<<<<
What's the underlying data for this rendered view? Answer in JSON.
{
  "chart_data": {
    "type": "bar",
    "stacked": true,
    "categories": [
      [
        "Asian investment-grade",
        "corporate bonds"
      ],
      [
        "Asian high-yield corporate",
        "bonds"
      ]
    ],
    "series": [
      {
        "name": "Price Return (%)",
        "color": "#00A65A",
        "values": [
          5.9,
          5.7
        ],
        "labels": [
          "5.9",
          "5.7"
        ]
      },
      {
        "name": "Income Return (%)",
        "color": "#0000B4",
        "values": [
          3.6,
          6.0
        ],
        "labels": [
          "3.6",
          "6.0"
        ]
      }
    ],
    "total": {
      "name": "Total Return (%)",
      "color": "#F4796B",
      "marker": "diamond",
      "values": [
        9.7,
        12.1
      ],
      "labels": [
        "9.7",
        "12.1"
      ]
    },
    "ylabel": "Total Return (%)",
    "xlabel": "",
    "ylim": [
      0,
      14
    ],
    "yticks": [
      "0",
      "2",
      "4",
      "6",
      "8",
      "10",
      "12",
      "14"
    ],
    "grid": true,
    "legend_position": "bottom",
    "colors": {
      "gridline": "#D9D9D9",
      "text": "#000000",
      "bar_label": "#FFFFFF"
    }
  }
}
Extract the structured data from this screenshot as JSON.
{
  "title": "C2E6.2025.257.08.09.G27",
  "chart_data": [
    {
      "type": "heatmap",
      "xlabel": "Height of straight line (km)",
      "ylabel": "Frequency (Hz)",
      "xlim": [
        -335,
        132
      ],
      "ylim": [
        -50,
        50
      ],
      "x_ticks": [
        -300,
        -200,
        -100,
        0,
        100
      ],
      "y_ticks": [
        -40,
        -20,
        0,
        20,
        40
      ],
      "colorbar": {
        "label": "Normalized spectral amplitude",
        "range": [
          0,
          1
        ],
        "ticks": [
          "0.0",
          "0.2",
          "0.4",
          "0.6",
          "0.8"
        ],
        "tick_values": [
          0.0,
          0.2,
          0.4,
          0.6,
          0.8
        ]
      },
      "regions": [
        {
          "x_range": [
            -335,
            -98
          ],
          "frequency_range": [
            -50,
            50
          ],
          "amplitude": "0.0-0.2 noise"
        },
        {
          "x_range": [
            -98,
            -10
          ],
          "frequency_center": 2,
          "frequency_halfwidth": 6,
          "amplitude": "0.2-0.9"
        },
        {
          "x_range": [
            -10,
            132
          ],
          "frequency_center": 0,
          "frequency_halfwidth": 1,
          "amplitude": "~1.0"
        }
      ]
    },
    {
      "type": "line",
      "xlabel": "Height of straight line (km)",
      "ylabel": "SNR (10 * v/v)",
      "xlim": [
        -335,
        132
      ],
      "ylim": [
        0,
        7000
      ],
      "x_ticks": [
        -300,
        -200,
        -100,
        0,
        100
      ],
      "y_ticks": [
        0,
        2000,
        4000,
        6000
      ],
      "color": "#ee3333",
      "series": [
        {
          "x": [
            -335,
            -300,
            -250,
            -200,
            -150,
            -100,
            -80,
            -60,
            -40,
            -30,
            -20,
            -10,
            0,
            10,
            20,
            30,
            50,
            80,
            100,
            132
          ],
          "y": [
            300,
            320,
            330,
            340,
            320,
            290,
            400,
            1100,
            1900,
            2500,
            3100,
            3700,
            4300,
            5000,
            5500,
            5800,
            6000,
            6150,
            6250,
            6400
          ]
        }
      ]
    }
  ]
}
>>>>
PROBLEM: Reproduce all of the data exactly as given.

ANSWER FOR THIS EXERCISE:
What's the underlying data for this rendered view? Answer in JSON.
{
  "chart_data": {
    "type": "bar",
    "stacked": true,
    "categories": [
      [
        "Asian investment-grade",
        "corporate bonds"
      ],
      [
        "Asian high-yield corporate",
        "bonds"
      ]
    ],
    "series": [
      {
        "name": "Price Return (%)",
        "color": "#00A65A",
        "values": [
          5.9,
          5.7
        ],
        "labels": [
          "5.9",
          "5.7"
        ]
      },
      {
        "name": "Income Return (%)",
        "color": "#0000B4",
        "values": [
          3.6,
          6.0
        ],
        "labels": [
          "3.6",
          "6.0"
        ]
      }
    ],
    "total": {
      "name": "Total Return (%)",
      "color": "#F4796B",
      "marker": "diamond",
      "values": [
        9.7,
        12.1
      ],
      "labels": [
        "9.7",
        "12.1"
      ]
    },
    "ylabel": "Total Return (%)",
    "xlabel": "",
    "ylim": [
      0,
      14
    ],
    "yticks": [
      "0",
      "2",
      "4",
      "6",
      "8",
      "10",
      "12",
      "14"
    ],
    "grid": true,
    "legend_position": "bottom",
    "colors": {
      "gridline": "#D9D9D9",
      "text": "#000000",
      "bar_label": "#FFFFFF"
    }
  }
}
Extract the structured data from this screenshot as JSON.
{
  "title": "C2E6.2025.257.08.09.G27",
  "chart_data": [
    {
      "type": "heatmap",
      "xlabel": "Height of straight line (km)",
      "ylabel": "Frequency (Hz)",
      "xlim": [
        -335,
        132
      ],
      "ylim": [
        -50,
        50
      ],
      "x_ticks": [
        -300,
        -200,
        -100,
        0,
        100
      ],
      "y_ticks": [
        -40,
        -20,
        0,
        20,
        40
      ],
      "colorbar": {
        "label": "Normalized spectral amplitude",
        "range": [
          0,
          1
        ],
        "ticks": [
          "0.0",
          "0.2",
          "0.4",
          "0.6",
          "0.8"
        ],
        "tick_values": [
          0.0,
          0.2,
          0.4,
          0.6,
          0.8
        ]
      },
      "regions": [
        {
          "x_range": [
            -335,
            -98
          ],
          "frequency_range": [
            -50,
            50
          ],
          "amplitude": "0.0-0.2 noise"
        },
        {
          "x_range": [
            -98,
            -10
          ],
          "frequency_center": 2,
          "frequency_halfwidth": 6,
          "amplitude": "0.2-0.9"
        },
        {
          "x_range": [
            -10,
            132
          ],
          "frequency_center": 0,
          "frequency_halfwidth": 1,
          "amplitude": "~1.0"
        }
      ]
    },
    {
      "type": "line",
      "xlabel": "Height of straight line (km)",
      "ylabel": "SNR (10 * v/v)",
      "xlim": [
        -335,
        132
      ],
      "ylim": [
        0,
        7000
      ],
      "x_ticks": [
        -300,
        -200,
        -100,
        0,
        100
      ],
      "y_ticks": [
        0,
        2000,
        4000,
        6000
      ],
      "color": "#ee3333",
      "series": [
        {
          "x": [
            -335,
            -300,
            -250,
            -200,
            -150,
            -100,
            -80,
            -60,
            -40,
            -30,
            -20,
            -10,
            0,
            10,
            20,
            30,
            50,
            80,
            100,
            132
          ],
          "y": [
            300,
            320,
            330,
            340,
            320,
            290,
            400,
            1100,
            1900,
            2500,
            3100,
            3700,
            4300,
            5000,
            5500,
            5800,
            6000,
            6150,
            6250,
            6400
          ]
        }
      ]
    }
  ]
}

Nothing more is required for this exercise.